Make an exact copy of the entries below.

::::

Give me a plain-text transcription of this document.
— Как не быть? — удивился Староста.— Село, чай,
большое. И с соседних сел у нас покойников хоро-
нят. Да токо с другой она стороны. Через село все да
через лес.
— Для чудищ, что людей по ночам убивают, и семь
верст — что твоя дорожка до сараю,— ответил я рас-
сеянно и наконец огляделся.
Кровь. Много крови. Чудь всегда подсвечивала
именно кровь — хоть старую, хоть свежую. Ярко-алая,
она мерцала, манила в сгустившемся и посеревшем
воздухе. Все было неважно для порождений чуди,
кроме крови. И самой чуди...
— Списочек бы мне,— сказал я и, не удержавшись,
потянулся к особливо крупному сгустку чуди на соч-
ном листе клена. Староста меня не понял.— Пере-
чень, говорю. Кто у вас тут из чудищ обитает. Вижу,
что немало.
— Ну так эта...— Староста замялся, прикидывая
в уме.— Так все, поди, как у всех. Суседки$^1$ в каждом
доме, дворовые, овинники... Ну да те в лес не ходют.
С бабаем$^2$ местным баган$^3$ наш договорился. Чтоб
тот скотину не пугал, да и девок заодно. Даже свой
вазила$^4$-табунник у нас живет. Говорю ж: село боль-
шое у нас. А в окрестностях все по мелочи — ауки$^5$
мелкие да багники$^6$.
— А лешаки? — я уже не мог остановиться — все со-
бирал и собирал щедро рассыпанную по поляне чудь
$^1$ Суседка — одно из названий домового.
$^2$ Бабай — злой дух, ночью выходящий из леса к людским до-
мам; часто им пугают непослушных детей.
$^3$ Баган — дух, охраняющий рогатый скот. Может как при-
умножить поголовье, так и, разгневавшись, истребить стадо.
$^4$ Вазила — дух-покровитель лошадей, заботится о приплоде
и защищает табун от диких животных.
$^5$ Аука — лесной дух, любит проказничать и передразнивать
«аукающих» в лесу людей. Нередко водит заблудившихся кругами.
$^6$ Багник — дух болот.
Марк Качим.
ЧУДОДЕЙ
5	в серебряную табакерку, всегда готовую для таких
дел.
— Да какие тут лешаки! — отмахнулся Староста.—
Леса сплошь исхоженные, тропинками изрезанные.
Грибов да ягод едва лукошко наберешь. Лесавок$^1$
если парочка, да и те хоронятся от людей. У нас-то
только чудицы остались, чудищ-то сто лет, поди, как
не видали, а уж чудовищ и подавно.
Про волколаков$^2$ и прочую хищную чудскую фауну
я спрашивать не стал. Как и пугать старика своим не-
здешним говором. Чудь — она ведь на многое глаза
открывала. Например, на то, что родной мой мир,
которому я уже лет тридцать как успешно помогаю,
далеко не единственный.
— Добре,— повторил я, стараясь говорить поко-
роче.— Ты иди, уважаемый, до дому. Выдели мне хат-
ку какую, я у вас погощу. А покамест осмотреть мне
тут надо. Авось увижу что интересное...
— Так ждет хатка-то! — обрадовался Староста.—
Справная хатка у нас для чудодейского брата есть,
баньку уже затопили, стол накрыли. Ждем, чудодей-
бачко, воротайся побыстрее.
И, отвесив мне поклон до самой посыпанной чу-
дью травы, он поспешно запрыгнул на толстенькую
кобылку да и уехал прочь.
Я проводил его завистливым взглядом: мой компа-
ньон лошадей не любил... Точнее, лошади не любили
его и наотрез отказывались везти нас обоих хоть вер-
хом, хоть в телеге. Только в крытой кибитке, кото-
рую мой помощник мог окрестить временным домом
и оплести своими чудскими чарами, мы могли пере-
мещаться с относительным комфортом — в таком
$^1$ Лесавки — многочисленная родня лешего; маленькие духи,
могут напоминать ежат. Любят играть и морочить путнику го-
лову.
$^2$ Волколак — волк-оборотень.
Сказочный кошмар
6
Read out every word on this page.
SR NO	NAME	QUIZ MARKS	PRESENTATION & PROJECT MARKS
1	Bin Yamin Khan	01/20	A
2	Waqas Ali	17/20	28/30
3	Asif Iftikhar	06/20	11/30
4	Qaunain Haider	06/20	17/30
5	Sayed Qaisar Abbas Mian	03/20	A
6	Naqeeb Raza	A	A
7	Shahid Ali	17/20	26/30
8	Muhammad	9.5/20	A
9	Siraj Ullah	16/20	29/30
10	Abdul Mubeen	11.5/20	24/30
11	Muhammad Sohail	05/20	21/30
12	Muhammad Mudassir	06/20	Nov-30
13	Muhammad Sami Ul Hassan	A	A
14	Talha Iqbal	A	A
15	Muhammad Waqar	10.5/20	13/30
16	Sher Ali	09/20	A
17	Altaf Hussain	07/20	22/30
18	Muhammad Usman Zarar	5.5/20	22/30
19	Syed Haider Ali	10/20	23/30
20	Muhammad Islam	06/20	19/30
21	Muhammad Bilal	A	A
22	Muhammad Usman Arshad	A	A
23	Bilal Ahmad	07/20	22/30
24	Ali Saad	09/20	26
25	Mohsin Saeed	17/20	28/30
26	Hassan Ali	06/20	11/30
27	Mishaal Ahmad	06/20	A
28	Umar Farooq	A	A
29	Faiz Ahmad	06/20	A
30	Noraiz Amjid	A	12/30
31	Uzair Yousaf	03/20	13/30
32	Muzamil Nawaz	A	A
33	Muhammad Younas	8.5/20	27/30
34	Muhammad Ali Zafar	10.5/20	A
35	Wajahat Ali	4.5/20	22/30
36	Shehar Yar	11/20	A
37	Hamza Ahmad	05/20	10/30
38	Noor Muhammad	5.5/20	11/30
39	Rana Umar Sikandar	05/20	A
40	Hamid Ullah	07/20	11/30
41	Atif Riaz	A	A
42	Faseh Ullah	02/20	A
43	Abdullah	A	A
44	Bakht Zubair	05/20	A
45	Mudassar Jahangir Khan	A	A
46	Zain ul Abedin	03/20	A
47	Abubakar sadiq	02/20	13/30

::::

Written response:
Give me a plain-text transcription of this document.
— Как не быть? — удивился Староста.— Село, чай,
большое. И с соседних сел у нас покойников хоро-
нят. Да токо с другой она стороны. Через село все да
через лес.
— Для чудищ, что людей по ночам убивают, и семь
верст — что твоя дорожка до сараю,— ответил я рас-
сеянно и наконец огляделся.
Кровь. Много крови. Чудь всегда подсвечивала
именно кровь — хоть старую, хоть свежую. Ярко-алая,
она мерцала, манила в сгустившемся и посеревшем
воздухе. Все было неважно для порождений чуди,
кроме крови. И самой чуди...
— Списочек бы мне,— сказал я и, не удержавшись,
потянулся к особливо крупному сгустку чуди на соч-
ном листе клена. Староста меня не понял.— Пере-
чень, говорю. Кто у вас тут из чудищ обитает. Вижу,
что немало.
— Ну так эта...— Староста замялся, прикидывая
в уме.— Так все, поди, как у всех. Суседки$^1$ в каждом
доме, дворовые, овинники... Ну да те в лес не ходют.
С бабаем$^2$ местным баган$^3$ наш договорился. Чтоб
тот скотину не пугал, да и девок заодно. Даже свой
вазила$^4$-табунник у нас живет. Говорю ж: село боль-
шое у нас. А в окрестностях все по мелочи — ауки$^5$
мелкие да багники$^6$.
— А лешаки? — я уже не мог остановиться — все со-
бирал и собирал щедро рассыпанную по поляне чудь
$^1$ Суседка — одно из названий домового.
$^2$ Бабай — злой дух, ночью выходящий из леса к людским до-
мам; часто им пугают непослушных детей.
$^3$ Баган — дух, охраняющий рогатый скот. Может как при-
умножить поголовье, так и, разгневавшись, истребить стадо.
$^4$ Вазила — дух-покровитель лошадей, заботится о приплоде
и защищает табун от диких животных.
$^5$ Аука — лесной дух, любит проказничать и передразнивать
«аукающих» в лесу людей. Нередко водит заблудившихся кругами.
$^6$ Багник — дух болот.
Марк Качим.
ЧУДОДЕЙ
5	в серебряную табакерку, всегда готовую для таких
дел.
— Да какие тут лешаки! — отмахнулся Староста.—
Леса сплошь исхоженные, тропинками изрезанные.
Грибов да ягод едва лукошко наберешь. Лесавок$^1$
если парочка, да и те хоронятся от людей. У нас-то
только чудицы остались, чудищ-то сто лет, поди, как
не видали, а уж чудовищ и подавно.
Про волколаков$^2$ и прочую хищную чудскую фауну
я спрашивать не стал. Как и пугать старика своим не-
здешним говором. Чудь — она ведь на многое глаза
открывала. Например, на то, что родной мой мир,
которому я уже лет тридцать как успешно помогаю,
далеко не единственный.
— Добре,— повторил я, стараясь говорить поко-
роче.— Ты иди, уважаемый, до дому. Выдели мне хат-
ку какую, я у вас погощу. А покамест осмотреть мне
тут надо. Авось увижу что интересное...
— Так ждет хатка-то! — обрадовался Староста.—
Справная хатка у нас для чудодейского брата есть,
баньку уже затопили, стол накрыли. Ждем, чудодей-
бачко, воротайся побыстрее.
И, отвесив мне поклон до самой посыпанной чу-
дью травы, он поспешно запрыгнул на толстенькую
кобылку да и уехал прочь.
Я проводил его завистливым взглядом: мой компа-
ньон лошадей не любил... Точнее, лошади не любили
его и наотрез отказывались везти нас обоих хоть вер-
хом, хоть в телеге. Только в крытой кибитке, кото-
рую мой помощник мог окрестить временным домом
и оплести своими чудскими чарами, мы могли пере-
мещаться с относительным комфортом — в таком
$^1$ Лесавки — многочисленная родня лешего; маленькие духи,
могут напоминать ежат. Любят играть и морочить путнику го-
лову.
$^2$ Волколак — волк-оборотень.
Сказочный кошмар
6
Read out every word on this page.
SR NO	NAME	QUIZ MARKS	PRESENTATION & PROJECT MARKS
1	Bin Yamin Khan	01/20	A
2	Waqas Ali	17/20	28/30
3	Asif Iftikhar	06/20	11/30
4	Qaunain Haider	06/20	17/30
5	Sayed Qaisar Abbas Mian	03/20	A
6	Naqeeb Raza	A	A
7	Shahid Ali	17/20	26/30
8	Muhammad	9.5/20	A
9	Siraj Ullah	16/20	29/30
10	Abdul Mubeen	11.5/20	24/30
11	Muhammad Sohail	05/20	21/30
12	Muhammad Mudassir	06/20	Nov-30
13	Muhammad Sami Ul Hassan	A	A
14	Talha Iqbal	A	A
15	Muhammad Waqar	10.5/20	13/30
16	Sher Ali	09/20	A
17	Altaf Hussain	07/20	22/30
18	Muhammad Usman Zarar	5.5/20	22/30
19	Syed Haider Ali	10/20	23/30
20	Muhammad Islam	06/20	19/30
21	Muhammad Bilal	A	A
22	Muhammad Usman Arshad	A	A
23	Bilal Ahmad	07/20	22/30
24	Ali Saad	09/20	26
25	Mohsin Saeed	17/20	28/30
26	Hassan Ali	06/20	11/30
27	Mishaal Ahmad	06/20	A
28	Umar Farooq	A	A
29	Faiz Ahmad	06/20	A
30	Noraiz Amjid	A	12/30
31	Uzair Yousaf	03/20	13/30
32	Muzamil Nawaz	A	A
33	Muhammad Younas	8.5/20	27/30
34	Muhammad Ali Zafar	10.5/20	A
35	Wajahat Ali	4.5/20	22/30
36	Shehar Yar	11/20	A
37	Hamza Ahmad	05/20	10/30
38	Noor Muhammad	5.5/20	11/30
39	Rana Umar Sikandar	05/20	A
40	Hamid Ullah	07/20	11/30
41	Atif Riaz	A	A
42	Faseh Ullah	02/20	A
43	Abdullah	A	A
44	Bakht Zubair	05/20	A
45	Mudassar Jahangir Khan	A	A
46	Zain ul Abedin	03/20	A
47	Abubakar sadiq	02/20	13/30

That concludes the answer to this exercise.